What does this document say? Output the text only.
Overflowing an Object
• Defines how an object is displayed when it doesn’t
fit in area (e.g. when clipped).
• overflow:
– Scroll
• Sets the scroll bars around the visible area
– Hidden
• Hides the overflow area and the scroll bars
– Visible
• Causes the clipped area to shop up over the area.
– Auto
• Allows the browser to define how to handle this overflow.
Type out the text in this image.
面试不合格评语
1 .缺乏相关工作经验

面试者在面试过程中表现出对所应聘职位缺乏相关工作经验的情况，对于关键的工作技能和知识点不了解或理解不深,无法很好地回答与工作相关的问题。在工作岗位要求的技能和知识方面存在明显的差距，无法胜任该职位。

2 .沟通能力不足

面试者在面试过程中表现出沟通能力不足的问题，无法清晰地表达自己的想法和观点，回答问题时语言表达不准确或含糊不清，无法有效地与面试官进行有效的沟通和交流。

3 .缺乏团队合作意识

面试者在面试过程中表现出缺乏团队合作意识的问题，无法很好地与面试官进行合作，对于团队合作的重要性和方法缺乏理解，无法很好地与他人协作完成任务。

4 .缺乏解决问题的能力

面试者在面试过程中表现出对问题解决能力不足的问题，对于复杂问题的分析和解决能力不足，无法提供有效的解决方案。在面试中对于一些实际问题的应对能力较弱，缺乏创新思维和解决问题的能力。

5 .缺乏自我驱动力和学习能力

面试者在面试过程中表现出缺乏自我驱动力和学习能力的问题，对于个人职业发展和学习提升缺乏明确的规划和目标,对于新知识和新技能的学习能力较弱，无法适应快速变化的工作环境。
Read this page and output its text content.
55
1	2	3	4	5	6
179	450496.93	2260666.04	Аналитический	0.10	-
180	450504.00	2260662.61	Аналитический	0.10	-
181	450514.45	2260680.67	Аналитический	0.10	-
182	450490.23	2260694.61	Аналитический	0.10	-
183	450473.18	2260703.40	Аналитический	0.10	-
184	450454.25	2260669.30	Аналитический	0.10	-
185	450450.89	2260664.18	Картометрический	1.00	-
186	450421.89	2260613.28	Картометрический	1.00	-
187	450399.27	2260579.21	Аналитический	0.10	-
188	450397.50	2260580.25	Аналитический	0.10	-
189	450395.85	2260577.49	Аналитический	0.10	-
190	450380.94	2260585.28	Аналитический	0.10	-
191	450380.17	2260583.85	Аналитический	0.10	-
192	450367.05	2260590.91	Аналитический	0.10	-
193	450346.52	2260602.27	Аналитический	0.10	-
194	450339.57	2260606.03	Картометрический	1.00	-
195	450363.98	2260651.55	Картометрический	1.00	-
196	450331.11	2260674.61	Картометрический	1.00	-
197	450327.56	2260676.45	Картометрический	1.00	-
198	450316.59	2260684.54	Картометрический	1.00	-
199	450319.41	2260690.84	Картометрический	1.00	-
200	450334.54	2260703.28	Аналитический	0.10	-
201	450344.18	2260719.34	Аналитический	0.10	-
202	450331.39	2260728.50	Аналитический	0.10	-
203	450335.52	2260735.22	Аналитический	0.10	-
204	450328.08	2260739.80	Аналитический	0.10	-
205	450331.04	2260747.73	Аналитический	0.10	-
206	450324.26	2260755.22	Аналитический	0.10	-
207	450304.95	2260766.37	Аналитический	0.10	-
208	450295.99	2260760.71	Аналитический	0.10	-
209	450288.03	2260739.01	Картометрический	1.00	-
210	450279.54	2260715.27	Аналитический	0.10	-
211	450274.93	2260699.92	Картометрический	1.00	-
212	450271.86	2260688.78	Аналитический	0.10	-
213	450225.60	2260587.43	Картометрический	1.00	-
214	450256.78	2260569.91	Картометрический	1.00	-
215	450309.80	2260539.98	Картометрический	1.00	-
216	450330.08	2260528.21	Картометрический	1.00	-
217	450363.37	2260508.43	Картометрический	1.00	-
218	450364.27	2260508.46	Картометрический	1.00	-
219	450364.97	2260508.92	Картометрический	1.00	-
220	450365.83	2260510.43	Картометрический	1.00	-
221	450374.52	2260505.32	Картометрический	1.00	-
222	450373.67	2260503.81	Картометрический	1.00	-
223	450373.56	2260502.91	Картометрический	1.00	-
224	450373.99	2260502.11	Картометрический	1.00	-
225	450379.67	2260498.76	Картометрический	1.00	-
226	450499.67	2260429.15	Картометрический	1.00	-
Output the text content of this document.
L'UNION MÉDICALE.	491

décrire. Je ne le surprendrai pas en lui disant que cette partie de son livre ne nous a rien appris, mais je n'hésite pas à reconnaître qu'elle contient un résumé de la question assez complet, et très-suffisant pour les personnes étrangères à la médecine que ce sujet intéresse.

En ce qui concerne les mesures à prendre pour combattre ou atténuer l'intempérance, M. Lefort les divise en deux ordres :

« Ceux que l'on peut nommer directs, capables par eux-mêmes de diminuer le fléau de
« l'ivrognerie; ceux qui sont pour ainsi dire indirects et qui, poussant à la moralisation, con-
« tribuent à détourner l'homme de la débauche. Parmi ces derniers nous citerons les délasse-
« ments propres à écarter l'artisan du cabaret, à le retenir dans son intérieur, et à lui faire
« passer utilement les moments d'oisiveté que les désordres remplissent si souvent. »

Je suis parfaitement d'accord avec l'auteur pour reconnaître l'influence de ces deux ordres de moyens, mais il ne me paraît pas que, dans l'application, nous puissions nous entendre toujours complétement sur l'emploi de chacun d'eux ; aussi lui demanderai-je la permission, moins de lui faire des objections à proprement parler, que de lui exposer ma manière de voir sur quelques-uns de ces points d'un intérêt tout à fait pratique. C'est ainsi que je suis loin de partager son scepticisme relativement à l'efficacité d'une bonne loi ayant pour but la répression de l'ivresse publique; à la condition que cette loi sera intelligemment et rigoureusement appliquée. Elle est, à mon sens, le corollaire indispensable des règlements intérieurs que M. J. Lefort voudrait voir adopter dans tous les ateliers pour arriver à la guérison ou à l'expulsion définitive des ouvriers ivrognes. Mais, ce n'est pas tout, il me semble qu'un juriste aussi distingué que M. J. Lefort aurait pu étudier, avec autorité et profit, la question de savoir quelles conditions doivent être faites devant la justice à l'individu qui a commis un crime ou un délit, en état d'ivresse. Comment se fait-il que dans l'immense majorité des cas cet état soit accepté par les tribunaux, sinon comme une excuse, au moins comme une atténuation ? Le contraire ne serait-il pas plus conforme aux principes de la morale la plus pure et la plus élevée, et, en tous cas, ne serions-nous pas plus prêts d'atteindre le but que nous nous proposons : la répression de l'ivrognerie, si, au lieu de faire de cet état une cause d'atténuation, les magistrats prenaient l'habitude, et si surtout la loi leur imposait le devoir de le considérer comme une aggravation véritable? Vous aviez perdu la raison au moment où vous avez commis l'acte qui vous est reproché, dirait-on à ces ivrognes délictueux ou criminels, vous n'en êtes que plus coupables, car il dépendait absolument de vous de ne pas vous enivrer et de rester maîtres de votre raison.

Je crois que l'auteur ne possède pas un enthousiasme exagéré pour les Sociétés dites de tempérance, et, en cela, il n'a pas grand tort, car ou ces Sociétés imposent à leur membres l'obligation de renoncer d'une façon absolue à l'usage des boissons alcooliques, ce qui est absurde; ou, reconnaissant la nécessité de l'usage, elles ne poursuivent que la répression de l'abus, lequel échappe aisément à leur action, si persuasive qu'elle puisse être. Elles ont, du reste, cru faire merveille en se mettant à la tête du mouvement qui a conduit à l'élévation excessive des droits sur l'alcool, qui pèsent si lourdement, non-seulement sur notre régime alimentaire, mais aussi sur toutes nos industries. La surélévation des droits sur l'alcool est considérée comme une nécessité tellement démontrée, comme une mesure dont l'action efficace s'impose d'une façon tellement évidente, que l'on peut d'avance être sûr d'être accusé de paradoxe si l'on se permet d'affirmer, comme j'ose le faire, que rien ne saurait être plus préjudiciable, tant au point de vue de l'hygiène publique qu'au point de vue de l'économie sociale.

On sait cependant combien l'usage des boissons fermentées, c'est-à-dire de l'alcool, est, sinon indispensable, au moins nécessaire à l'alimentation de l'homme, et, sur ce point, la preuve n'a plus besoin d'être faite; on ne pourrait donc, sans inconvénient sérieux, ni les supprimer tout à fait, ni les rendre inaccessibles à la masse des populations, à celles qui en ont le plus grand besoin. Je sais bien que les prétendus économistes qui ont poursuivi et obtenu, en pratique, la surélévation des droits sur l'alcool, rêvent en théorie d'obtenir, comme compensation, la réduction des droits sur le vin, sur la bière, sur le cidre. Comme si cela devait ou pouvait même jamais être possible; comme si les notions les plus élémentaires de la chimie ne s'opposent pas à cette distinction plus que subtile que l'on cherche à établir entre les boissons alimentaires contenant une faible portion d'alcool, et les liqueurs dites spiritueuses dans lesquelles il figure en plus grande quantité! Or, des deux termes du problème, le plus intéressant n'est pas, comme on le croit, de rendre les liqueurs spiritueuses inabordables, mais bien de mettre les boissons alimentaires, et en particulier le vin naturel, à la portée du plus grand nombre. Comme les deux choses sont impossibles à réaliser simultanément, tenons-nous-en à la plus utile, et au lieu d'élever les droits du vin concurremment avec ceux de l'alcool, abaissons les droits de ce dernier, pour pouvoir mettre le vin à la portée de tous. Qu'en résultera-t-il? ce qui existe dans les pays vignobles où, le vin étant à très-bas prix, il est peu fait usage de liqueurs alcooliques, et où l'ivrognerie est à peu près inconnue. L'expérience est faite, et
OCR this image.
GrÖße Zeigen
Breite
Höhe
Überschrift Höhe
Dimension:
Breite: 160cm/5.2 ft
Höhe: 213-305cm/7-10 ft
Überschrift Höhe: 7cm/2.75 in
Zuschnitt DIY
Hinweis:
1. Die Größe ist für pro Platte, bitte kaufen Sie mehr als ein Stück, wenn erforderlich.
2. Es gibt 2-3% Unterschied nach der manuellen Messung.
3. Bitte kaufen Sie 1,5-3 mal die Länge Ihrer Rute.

────

## [YOUR GOAL]
Look through the data above. Copy every line with the string "bars" in it.

## [RESPONSE TO THE EXERCISE]
• Sets the scroll bars around the visible area
• Hides the overflow area and the scroll bars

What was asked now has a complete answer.